## Start
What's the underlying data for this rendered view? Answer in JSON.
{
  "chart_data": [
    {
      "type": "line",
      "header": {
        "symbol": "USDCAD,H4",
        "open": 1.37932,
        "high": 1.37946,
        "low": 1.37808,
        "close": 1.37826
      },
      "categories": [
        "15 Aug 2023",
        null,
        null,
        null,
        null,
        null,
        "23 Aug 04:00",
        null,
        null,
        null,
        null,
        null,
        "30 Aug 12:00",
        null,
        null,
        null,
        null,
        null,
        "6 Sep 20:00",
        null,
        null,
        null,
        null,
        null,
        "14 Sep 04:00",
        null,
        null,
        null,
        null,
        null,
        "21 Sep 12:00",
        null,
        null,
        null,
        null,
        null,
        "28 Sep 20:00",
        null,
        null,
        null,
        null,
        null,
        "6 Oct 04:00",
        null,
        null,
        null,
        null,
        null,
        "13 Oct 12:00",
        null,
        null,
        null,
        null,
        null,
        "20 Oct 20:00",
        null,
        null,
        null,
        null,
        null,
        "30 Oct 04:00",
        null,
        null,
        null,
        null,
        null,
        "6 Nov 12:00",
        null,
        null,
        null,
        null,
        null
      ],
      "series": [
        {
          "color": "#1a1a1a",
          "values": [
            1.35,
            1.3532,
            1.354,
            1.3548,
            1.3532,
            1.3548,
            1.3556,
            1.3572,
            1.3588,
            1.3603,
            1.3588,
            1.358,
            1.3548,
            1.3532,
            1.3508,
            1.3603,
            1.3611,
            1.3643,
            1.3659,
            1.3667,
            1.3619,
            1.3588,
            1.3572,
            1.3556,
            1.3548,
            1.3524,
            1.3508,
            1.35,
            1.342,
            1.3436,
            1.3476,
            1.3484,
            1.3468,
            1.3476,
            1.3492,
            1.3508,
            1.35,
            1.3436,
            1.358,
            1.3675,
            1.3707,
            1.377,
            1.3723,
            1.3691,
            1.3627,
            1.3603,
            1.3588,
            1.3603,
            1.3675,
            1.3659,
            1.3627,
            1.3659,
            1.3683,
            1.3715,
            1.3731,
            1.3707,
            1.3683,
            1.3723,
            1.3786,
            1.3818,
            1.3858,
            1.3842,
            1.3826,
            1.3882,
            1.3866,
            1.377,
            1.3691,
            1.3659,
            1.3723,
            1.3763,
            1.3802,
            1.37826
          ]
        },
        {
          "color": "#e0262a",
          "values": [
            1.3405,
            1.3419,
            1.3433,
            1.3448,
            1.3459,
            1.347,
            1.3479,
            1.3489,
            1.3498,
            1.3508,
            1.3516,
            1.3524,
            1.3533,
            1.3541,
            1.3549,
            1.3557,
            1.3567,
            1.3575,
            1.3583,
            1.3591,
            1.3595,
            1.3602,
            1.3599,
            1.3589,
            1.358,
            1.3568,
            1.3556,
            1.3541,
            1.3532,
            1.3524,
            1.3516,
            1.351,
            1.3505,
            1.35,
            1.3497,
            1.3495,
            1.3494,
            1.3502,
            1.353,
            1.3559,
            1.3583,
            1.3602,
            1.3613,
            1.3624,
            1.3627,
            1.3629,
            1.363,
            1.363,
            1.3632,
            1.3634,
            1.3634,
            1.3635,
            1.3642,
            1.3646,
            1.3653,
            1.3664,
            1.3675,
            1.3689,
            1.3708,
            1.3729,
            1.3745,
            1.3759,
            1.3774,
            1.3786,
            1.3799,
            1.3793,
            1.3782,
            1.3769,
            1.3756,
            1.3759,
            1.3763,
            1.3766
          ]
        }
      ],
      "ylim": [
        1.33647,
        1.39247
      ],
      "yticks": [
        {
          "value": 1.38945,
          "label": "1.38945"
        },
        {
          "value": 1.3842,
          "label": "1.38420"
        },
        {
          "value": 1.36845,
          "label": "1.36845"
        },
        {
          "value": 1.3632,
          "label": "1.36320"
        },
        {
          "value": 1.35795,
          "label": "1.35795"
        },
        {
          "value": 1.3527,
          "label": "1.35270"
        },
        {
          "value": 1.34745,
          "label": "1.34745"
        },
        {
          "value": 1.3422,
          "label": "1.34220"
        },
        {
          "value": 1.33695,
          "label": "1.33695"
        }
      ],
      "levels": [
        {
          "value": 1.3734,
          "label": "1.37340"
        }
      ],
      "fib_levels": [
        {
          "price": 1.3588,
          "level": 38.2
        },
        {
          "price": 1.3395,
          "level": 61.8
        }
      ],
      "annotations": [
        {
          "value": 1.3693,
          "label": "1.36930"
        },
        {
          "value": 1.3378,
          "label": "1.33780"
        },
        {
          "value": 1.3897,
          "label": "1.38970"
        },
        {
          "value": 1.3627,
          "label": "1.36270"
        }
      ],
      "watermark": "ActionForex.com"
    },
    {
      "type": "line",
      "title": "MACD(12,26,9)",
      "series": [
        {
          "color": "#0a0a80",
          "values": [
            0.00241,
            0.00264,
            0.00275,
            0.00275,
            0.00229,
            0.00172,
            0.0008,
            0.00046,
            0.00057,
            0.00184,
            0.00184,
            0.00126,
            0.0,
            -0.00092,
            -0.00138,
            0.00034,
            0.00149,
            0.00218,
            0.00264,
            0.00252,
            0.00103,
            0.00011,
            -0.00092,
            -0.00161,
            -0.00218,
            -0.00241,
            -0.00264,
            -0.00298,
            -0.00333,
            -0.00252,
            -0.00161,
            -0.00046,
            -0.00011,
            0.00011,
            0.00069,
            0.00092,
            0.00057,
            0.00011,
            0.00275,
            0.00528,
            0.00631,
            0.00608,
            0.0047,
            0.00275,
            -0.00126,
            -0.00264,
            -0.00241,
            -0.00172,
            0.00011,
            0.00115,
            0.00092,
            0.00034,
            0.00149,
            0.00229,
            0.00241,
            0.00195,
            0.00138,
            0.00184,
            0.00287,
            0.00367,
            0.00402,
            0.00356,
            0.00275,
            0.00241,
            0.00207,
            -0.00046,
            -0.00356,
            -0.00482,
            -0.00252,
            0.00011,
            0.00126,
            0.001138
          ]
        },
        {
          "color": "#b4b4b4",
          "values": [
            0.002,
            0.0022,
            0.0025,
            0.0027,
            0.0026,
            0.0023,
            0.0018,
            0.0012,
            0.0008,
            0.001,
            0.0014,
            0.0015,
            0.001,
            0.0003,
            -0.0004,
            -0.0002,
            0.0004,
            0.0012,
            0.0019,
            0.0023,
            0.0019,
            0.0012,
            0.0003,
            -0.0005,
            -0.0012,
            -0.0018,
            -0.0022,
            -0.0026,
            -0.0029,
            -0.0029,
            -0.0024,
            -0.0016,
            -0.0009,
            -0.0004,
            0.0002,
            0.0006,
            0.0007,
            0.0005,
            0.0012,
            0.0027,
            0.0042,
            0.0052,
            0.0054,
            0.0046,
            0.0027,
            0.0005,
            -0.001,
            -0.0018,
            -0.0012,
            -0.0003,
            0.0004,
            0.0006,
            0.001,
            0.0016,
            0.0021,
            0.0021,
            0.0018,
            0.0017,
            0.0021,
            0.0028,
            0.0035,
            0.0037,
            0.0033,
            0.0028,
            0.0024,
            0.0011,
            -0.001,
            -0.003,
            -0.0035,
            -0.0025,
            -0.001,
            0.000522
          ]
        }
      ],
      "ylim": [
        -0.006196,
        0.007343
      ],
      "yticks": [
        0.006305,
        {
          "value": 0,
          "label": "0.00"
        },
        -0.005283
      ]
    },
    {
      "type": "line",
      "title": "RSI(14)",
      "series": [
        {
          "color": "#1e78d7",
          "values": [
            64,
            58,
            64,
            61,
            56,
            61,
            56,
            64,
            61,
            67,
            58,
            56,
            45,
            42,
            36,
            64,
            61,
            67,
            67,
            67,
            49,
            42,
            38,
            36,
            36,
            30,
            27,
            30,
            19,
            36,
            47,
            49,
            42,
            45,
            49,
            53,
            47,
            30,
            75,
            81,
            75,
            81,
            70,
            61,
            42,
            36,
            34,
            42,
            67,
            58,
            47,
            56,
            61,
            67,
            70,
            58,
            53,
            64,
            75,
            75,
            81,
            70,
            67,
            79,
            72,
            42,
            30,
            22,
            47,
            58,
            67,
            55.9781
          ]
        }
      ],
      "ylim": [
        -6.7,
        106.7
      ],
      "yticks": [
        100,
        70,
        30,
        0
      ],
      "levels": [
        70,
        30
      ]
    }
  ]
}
## End
**Stated goal:** Among the entries, how many lines include the word "color"? Answer with a single number and nothing further.

**Full answer:** 5